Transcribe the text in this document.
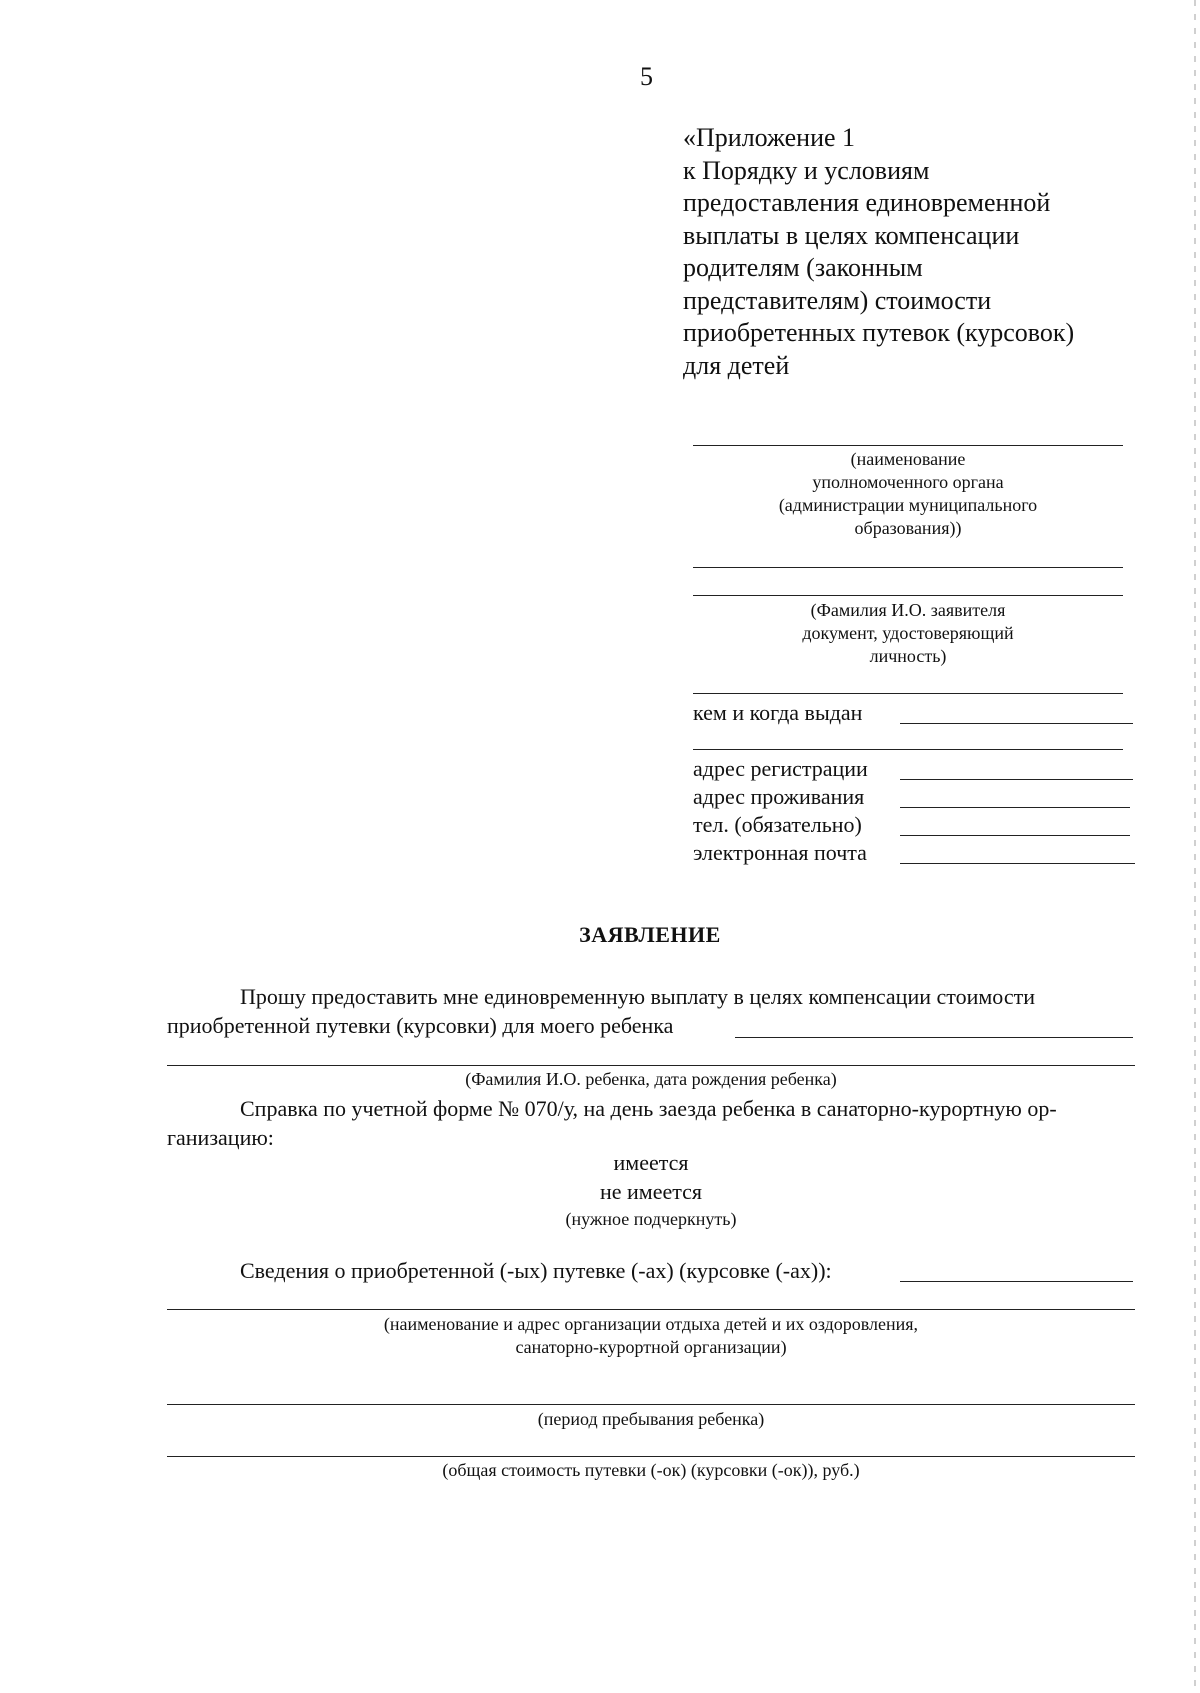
5
«Приложение 1
к Порядку и условиям
предоставления единовременной
выплаты в целях компенсации
родителям (законным
представителям) стоимости
приобретенных путевок (курсовок)
для детей
(наименование
уполномоченного органа
(администрации муниципального
образования))
(Фамилия И.О. заявителя
документ, удостоверяющий
личность)
кем и когда выдан
адрес регистрации
адрес проживания
тел. (обязательно)
электронная почта
ЗАЯВЛЕНИЕ
Прошу предоставить мне единовременную выплату в целях компенсации стоимости
приобретенной путевки (курсовки) для моего ребенка
(Фамилия И.О. ребенка, дата рождения ребенка)
Справка по учетной форме № 070/у, на день заезда ребенка в санаторно-курортную ор-
ганизацию:
имеется
не имеется
(нужное подчеркнуть)
Сведения о приобретенной (-ых) путевке (-ах) (курсовке (-ах)):
(наименование и адрес организации отдыха детей и их оздоровления,
санаторно-курортной организации)
(период пребывания ребенка)
(общая стоимость путевки (-ок) (курсовки (-ок)), руб.)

What the exercise asks: Copy all lines from the material that hold "адрес".

Solution for this task:
адрес регистрации
адрес проживания
(наименование и адрес организации отдыха детей и их оздоровления,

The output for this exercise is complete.